#### [DATA ENTRIES]
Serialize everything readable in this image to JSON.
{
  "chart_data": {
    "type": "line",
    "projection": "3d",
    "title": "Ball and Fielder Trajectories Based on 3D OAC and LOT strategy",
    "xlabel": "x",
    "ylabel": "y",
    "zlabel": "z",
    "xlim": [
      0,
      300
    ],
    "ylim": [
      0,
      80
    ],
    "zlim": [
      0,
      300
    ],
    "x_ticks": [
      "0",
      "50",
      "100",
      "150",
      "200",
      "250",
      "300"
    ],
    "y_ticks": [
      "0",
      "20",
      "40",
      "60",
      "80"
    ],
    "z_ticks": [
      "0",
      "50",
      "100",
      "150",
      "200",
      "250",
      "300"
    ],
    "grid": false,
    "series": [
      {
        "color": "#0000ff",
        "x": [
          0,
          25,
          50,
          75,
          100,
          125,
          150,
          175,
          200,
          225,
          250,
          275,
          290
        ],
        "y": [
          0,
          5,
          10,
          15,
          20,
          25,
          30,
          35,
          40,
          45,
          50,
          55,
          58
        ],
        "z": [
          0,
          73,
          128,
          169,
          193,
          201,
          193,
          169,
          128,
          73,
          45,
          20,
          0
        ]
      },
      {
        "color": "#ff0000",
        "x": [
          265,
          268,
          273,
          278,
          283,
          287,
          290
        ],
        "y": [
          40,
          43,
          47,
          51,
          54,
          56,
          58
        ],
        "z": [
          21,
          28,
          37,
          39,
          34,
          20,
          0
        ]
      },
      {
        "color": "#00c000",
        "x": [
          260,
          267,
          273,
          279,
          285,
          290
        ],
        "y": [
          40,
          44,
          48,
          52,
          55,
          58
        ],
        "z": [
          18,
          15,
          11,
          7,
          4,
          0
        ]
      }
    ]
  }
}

#### [AIM OF THE EXERCISE]
The records above should be repeated in full, exactly as given.

#### [COMPLETE OUTPUT]
Serialize everything readable in this image to JSON.
{
  "chart_data": {
    "type": "line",
    "projection": "3d",
    "title": "Ball and Fielder Trajectories Based on 3D OAC and LOT strategy",
    "xlabel": "x",
    "ylabel": "y",
    "zlabel": "z",
    "xlim": [
      0,
      300
    ],
    "ylim": [
      0,
      80
    ],
    "zlim": [
      0,
      300
    ],
    "x_ticks": [
      "0",
      "50",
      "100",
      "150",
      "200",
      "250",
      "300"
    ],
    "y_ticks": [
      "0",
      "20",
      "40",
      "60",
      "80"
    ],
    "z_ticks": [
      "0",
      "50",
      "100",
      "150",
      "200",
      "250",
      "300"
    ],
    "grid": false,
    "series": [
      {
        "color": "#0000ff",
        "x": [
          0,
          25,
          50,
          75,
          100,
          125,
          150,
          175,
          200,
          225,
          250,
          275,
          290
        ],
        "y": [
          0,
          5,
          10,
          15,
          20,
          25,
          30,
          35,
          40,
          45,
          50,
          55,
          58
        ],
        "z": [
          0,
          73,
          128,
          169,
          193,
          201,
          193,
          169,
          128,
          73,
          45,
          20,
          0
        ]
      },
      {
        "color": "#ff0000",
        "x": [
          265,
          268,
          273,
          278,
          283,
          287,
          290
        ],
        "y": [
          40,
          43,
          47,
          51,
          54,
          56,
          58
        ],
        "z": [
          21,
          28,
          37,
          39,
          34,
          20,
          0
        ]
      },
      {
        "color": "#00c000",
        "x": [
          260,
          267,
          273,
          279,
          285,
          290
        ],
        "y": [
          40,
          44,
          48,
          52,
          55,
          58
        ],
        "z": [
          18,
          15,
          11,
          7,
          4,
          0
        ]
      }
    ]
  }
}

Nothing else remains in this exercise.